YOUR INSTRUCTIONS:
Without the images, output each record below as it stands.

Rows from a dataset:
::::::::
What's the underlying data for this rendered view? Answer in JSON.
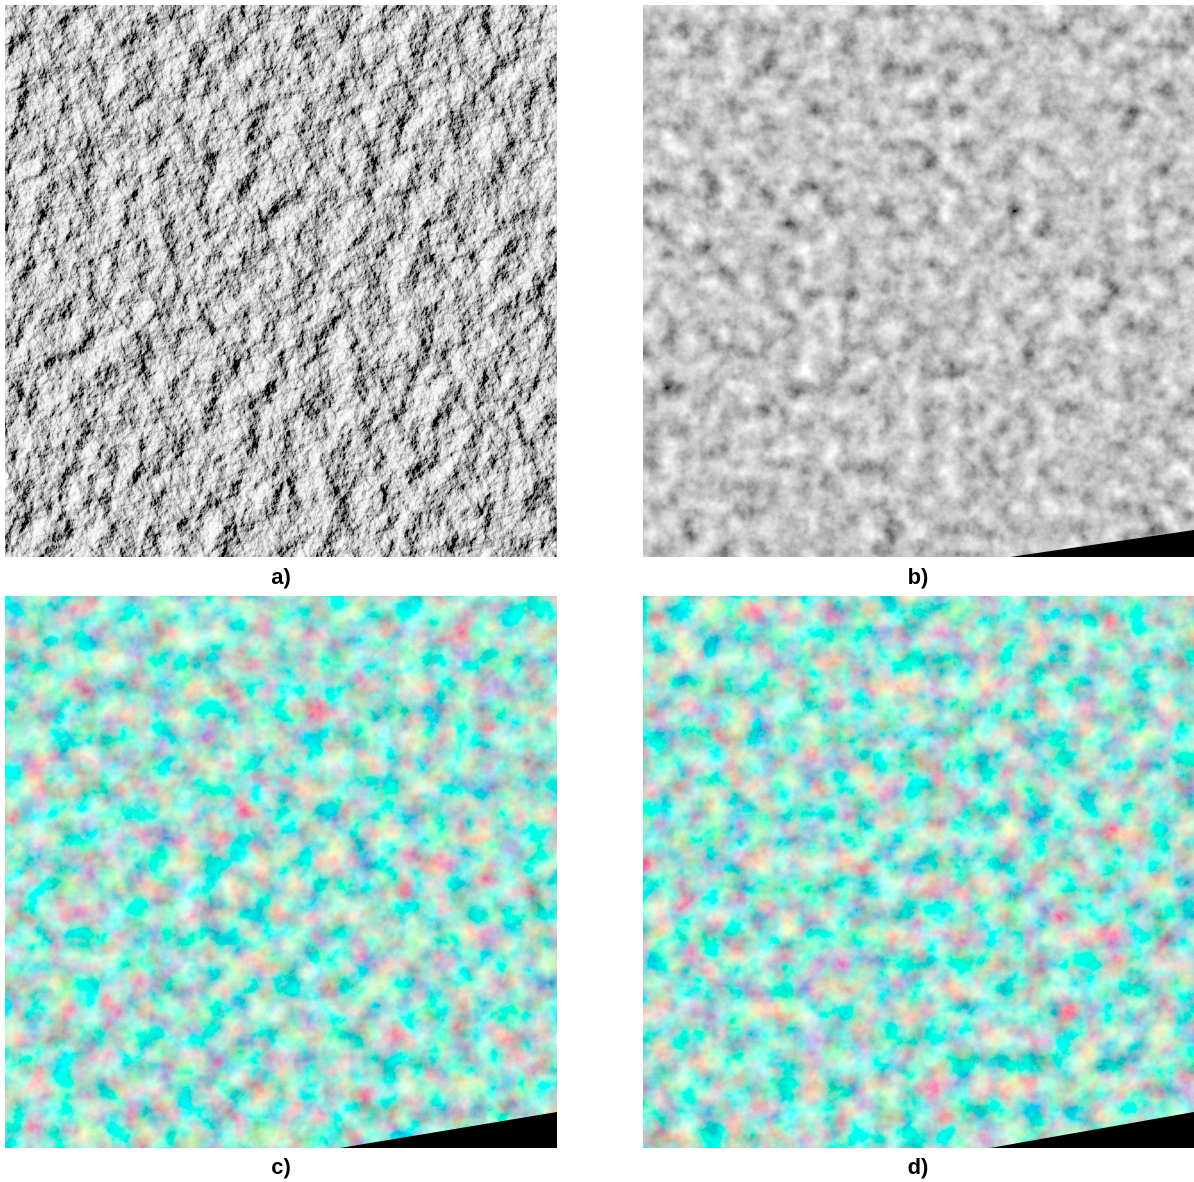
{
  "panels": [
    {
      "label": "a)"
    },
    {
      "label": "b)"
    },
    {
      "label": "c)"
    },
    {
      "label": "d)"
    }
  ]
}
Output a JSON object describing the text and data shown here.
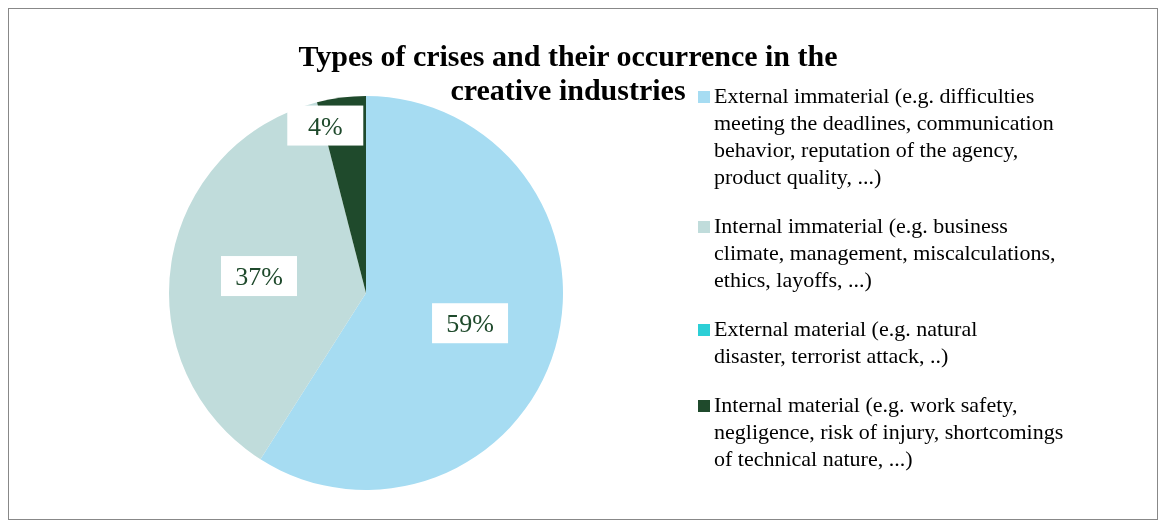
{
  "chart_data": {
    "type": "pie",
    "title": "Types of crises and their occurrence in the creative industries",
    "categories": [
      "External immaterial (e.g. difficulties meeting the deadlines, communication behavior, reputation of the agency, product quality, ...)",
      "Internal immaterial (e.g. business climate, management, miscalculations, ethics, layoffs, ...)",
      "External material (e.g. natural disaster, terrorist attack, ..)",
      "Internal material (e.g. work safety, negligence, risk of injury, shortcomings of technical nature, ...)"
    ],
    "values": [
      59,
      37,
      0,
      4
    ],
    "colors": [
      "#a6dcf2",
      "#c0dcdb",
      "#2ccfd6",
      "#1f4a2c"
    ],
    "value_labels": [
      "59%",
      "37%",
      null,
      "4%"
    ],
    "legend": "right"
  }
}
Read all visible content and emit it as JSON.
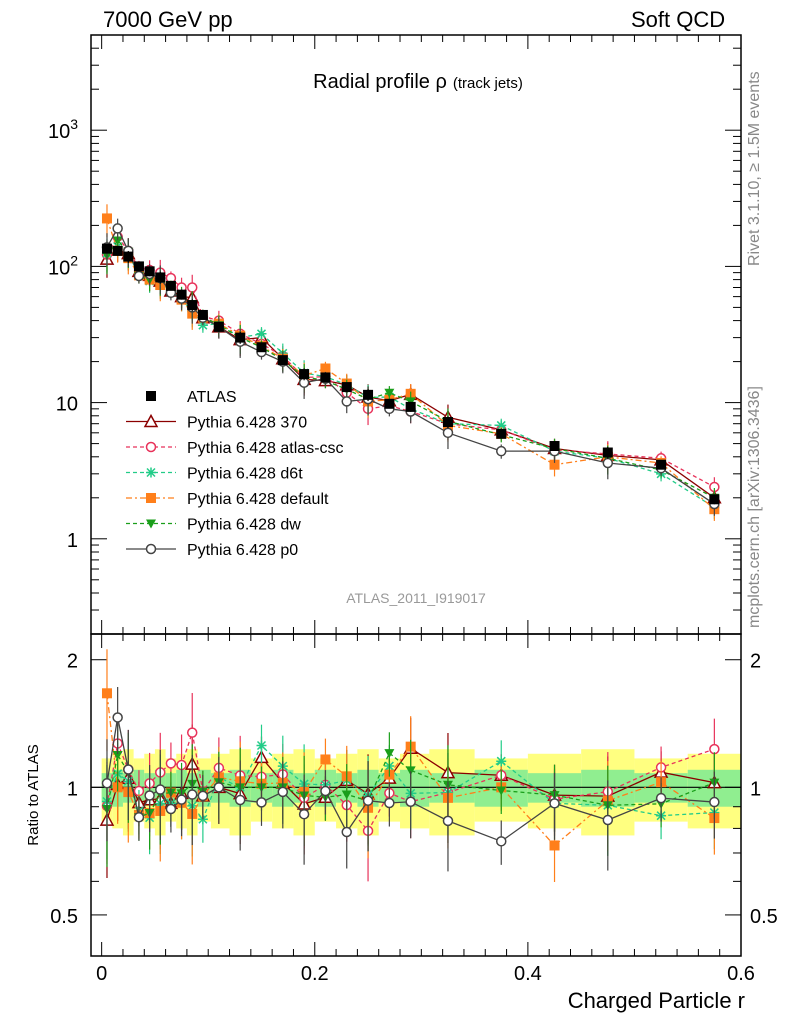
{
  "header": {
    "left": "7000 GeV pp",
    "right": "Soft QCD"
  },
  "side_labels": {
    "rivet": "Rivet 3.1.10, ≥ 1.5M events",
    "mcplots": "mcplots.cern.ch [arXiv:1306.3436]"
  },
  "chart_data": {
    "type": "line",
    "title_main": "Radial profile ρ",
    "title_sub": "(track jets)",
    "analysis_label": "ATLAS_2011_I919017",
    "xlabel": "Charged Particle r",
    "ylabel_ratio": "Ratio to ATLAS",
    "xlim": [
      -0.01,
      0.6
    ],
    "ylim_main": [
      0.2,
      5000
    ],
    "ylim_ratio": [
      0.4,
      2.3
    ],
    "yscale_main": "log",
    "yscale_ratio": "log",
    "x_ticks": [
      "0",
      "0.2",
      "0.4",
      "0.6"
    ],
    "y_ticks_main": [
      "1",
      "10",
      "10^2",
      "10^3"
    ],
    "y_ticks_ratio": [
      "0.5",
      "1",
      "2"
    ],
    "legend_position": "center-left",
    "x": [
      0.005,
      0.015,
      0.025,
      0.035,
      0.045,
      0.055,
      0.065,
      0.075,
      0.085,
      0.095,
      0.11,
      0.13,
      0.15,
      0.17,
      0.19,
      0.21,
      0.23,
      0.25,
      0.27,
      0.29,
      0.325,
      0.375,
      0.425,
      0.475,
      0.525,
      0.575
    ],
    "series": [
      {
        "name": "ATLAS",
        "color": "#000000",
        "marker": "square-filled",
        "dash": "none",
        "values": [
          135,
          130,
          118,
          100,
          92,
          83,
          72,
          62,
          52,
          44,
          36,
          30,
          25.5,
          20.5,
          16.2,
          15.3,
          13,
          11.4,
          9.8,
          9.3,
          7.2,
          5.9,
          4.8,
          4.3,
          3.5,
          1.95
        ]
      },
      {
        "name": "Pythia 6.428 370",
        "color": "#8b0000",
        "marker": "triangle-open",
        "dash": "none",
        "values": [
          113,
          132,
          124,
          92,
          86,
          78,
          66,
          60,
          59,
          42,
          36,
          29,
          30,
          21,
          14.8,
          14.5,
          13.5,
          11.0,
          10.3,
          11.5,
          7.8,
          6.3,
          4.6,
          4.1,
          3.8,
          2.0
        ]
      },
      {
        "name": "Pythia 6.428 atlas-csc",
        "color": "#e8325a",
        "marker": "circle-open",
        "dash": "4,3",
        "values": [
          122,
          165,
          130,
          98,
          94,
          90,
          82,
          70,
          70,
          43,
          40,
          32,
          27,
          22,
          15.3,
          15.5,
          11.8,
          9.0,
          9.5,
          8.6,
          7.0,
          6.3,
          4.5,
          4.2,
          3.9,
          2.4
        ]
      },
      {
        "name": "Pythia 6.428 d6t",
        "color": "#22cc88",
        "marker": "star",
        "dash": "4,3",
        "values": [
          125,
          140,
          122,
          88,
          78,
          76,
          66,
          57,
          47,
          37,
          38,
          30,
          32,
          23,
          16.5,
          15.5,
          13.5,
          10.9,
          11.0,
          9.0,
          7.0,
          6.8,
          4.4,
          3.9,
          3.0,
          1.7
        ]
      },
      {
        "name": "Pythia 6.428 default",
        "color": "#ff7f1a",
        "marker": "square-filled",
        "dash": "6,3,2,3",
        "values": [
          225,
          130,
          115,
          86,
          80,
          73,
          70,
          57,
          45,
          42,
          38,
          31,
          26,
          21,
          15.8,
          17.8,
          13.8,
          10.2,
          10.5,
          11.6,
          6.8,
          5.9,
          3.5,
          4.0,
          3.6,
          1.65
        ]
      },
      {
        "name": "Pythia 6.428 dw",
        "color": "#1a9e1a",
        "marker": "triangle-down-filled",
        "dash": "4,3",
        "values": [
          120,
          155,
          128,
          85,
          80,
          80,
          70,
          60,
          53,
          43,
          37,
          30,
          25.5,
          20.5,
          15.5,
          14.5,
          12.5,
          10.6,
          11.8,
          10.2,
          7.3,
          5.8,
          4.6,
          3.9,
          3.2,
          2.0
        ]
      },
      {
        "name": "Pythia 6.428 p0",
        "color": "#444444",
        "marker": "circle-open",
        "dash": "none",
        "values": [
          138,
          190,
          130,
          85,
          88,
          82,
          64,
          58,
          50,
          42,
          36,
          28,
          23.5,
          20,
          14,
          15,
          10.2,
          10.6,
          9.0,
          8.6,
          6.0,
          4.4,
          4.4,
          3.6,
          3.3,
          1.8
        ]
      }
    ]
  }
}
::::::::
EXERCISE SOLUTION:
What's the underlying data for this rendered view? Answer in JSON.
{
  "panels": [
    {
      "label": "a)"
    },
    {
      "label": "b)"
    },
    {
      "label": "c)"
    },
    {
      "label": "d)"
    }
  ]
}
Output a JSON object describing the text and data shown here.
{
  "chart_data": {
    "type": "pie",
    "title": "Types of crises and their occurrence in the creative industries",
    "categories": [
      "External immaterial (e.g. difficulties meeting the deadlines, communication behavior, reputation of the agency, product quality, ...)",
      "Internal immaterial (e.g. business climate, management, miscalculations, ethics, layoffs, ...)",
      "External material (e.g. natural disaster, terrorist attack, ..)",
      "Internal material (e.g. work safety, negligence, risk of injury, shortcomings of technical nature, ...)"
    ],
    "values": [
      59,
      37,
      0,
      4
    ],
    "colors": [
      "#a6dcf2",
      "#c0dcdb",
      "#2ccfd6",
      "#1f4a2c"
    ],
    "value_labels": [
      "59%",
      "37%",
      null,
      "4%"
    ],
    "legend": "right"
  }
}
Read all visible content and emit it as JSON.
{
  "header": {
    "left": "7000 GeV pp",
    "right": "Soft QCD"
  },
  "side_labels": {
    "rivet": "Rivet 3.1.10, ≥ 1.5M events",
    "mcplots": "mcplots.cern.ch [arXiv:1306.3436]"
  },
  "chart_data": {
    "type": "line",
    "title_main": "Radial profile ρ",
    "title_sub": "(track jets)",
    "analysis_label": "ATLAS_2011_I919017",
    "xlabel": "Charged Particle r",
    "ylabel_ratio": "Ratio to ATLAS",
    "xlim": [
      -0.01,
      0.6
    ],
    "ylim_main": [
      0.2,
      5000
    ],
    "ylim_ratio": [
      0.4,
      2.3
    ],
    "yscale_main": "log",
    "yscale_ratio": "log",
    "x_ticks": [
      "0",
      "0.2",
      "0.4",
      "0.6"
    ],
    "y_ticks_main": [
      "1",
      "10",
      "10^2",
      "10^3"
    ],
    "y_ticks_ratio": [
      "0.5",
      "1",
      "2"
    ],
    "legend_position": "center-left",
    "x": [
      0.005,
      0.015,
      0.025,
      0.035,
      0.045,
      0.055,
      0.065,
      0.075,
      0.085,
      0.095,
      0.11,
      0.13,
      0.15,
      0.17,
      0.19,
      0.21,
      0.23,
      0.25,
      0.27,
      0.29,
      0.325,
      0.375,
      0.425,
      0.475,
      0.525,
      0.575
    ],
    "series": [
      {
        "name": "ATLAS",
        "color": "#000000",
        "marker": "square-filled",
        "dash": "none",
        "values": [
          135,
          130,
          118,
          100,
          92,
          83,
          72,
          62,
          52,
          44,
          36,
          30,
          25.5,
          20.5,
          16.2,
          15.3,
          13,
          11.4,
          9.8,
          9.3,
          7.2,
          5.9,
          4.8,
          4.3,
          3.5,
          1.95
        ]
      },
      {
        "name": "Pythia 6.428 370",
        "color": "#8b0000",
        "marker": "triangle-open",
        "dash": "none",
        "values": [
          113,
          132,
          124,
          92,
          86,
          78,
          66,
          60,
          59,
          42,
          36,
          29,
          30,
          21,
          14.8,
          14.5,
          13.5,
          11.0,
          10.3,
          11.5,
          7.8,
          6.3,
          4.6,
          4.1,
          3.8,
          2.0
        ]
      },
      {
        "name": "Pythia 6.428 atlas-csc",
        "color": "#e8325a",
        "marker": "circle-open",
        "dash": "4,3",
        "values": [
          122,
          165,
          130,
          98,
          94,
          90,
          82,
          70,
          70,
          43,
          40,
          32,
          27,
          22,
          15.3,
          15.5,
          11.8,
          9.0,
          9.5,
          8.6,
          7.0,
          6.3,
          4.5,
          4.2,
          3.9,
          2.4
        ]
      },
      {
        "name": "Pythia 6.428 d6t",
        "color": "#22cc88",
        "marker": "star",
        "dash": "4,3",
        "values": [
          125,
          140,
          122,
          88,
          78,
          76,
          66,
          57,
          47,
          37,
          38,
          30,
          32,
          23,
          16.5,
          15.5,
          13.5,
          10.9,
          11.0,
          9.0,
          7.0,
          6.8,
          4.4,
          3.9,
          3.0,
          1.7
        ]
      },
      {
        "name": "Pythia 6.428 default",
        "color": "#ff7f1a",
        "marker": "square-filled",
        "dash": "6,3,2,3",
        "values": [
          225,
          130,
          115,
          86,
          80,
          73,
          70,
          57,
          45,
          42,
          38,
          31,
          26,
          21,
          15.8,
          17.8,
          13.8,
          10.2,
          10.5,
          11.6,
          6.8,
          5.9,
          3.5,
          4.0,
          3.6,
          1.65
        ]
      },
      {
        "name": "Pythia 6.428 dw",
        "color": "#1a9e1a",
        "marker": "triangle-down-filled",
        "dash": "4,3",
        "values": [
          120,
          155,
          128,
          85,
          80,
          80,
          70,
          60,
          53,
          43,
          37,
          30,
          25.5,
          20.5,
          15.5,
          14.5,
          12.5,
          10.6,
          11.8,
          10.2,
          7.3,
          5.8,
          4.6,
          3.9,
          3.2,
          2.0
        ]
      },
      {
        "name": "Pythia 6.428 p0",
        "color": "#444444",
        "marker": "circle-open",
        "dash": "none",
        "values": [
          138,
          190,
          130,
          85,
          88,
          82,
          64,
          58,
          50,
          42,
          36,
          28,
          23.5,
          20,
          14,
          15,
          10.2,
          10.6,
          9.0,
          8.6,
          6.0,
          4.4,
          4.4,
          3.6,
          3.3,
          1.8
        ]
      }
    ]
  }
}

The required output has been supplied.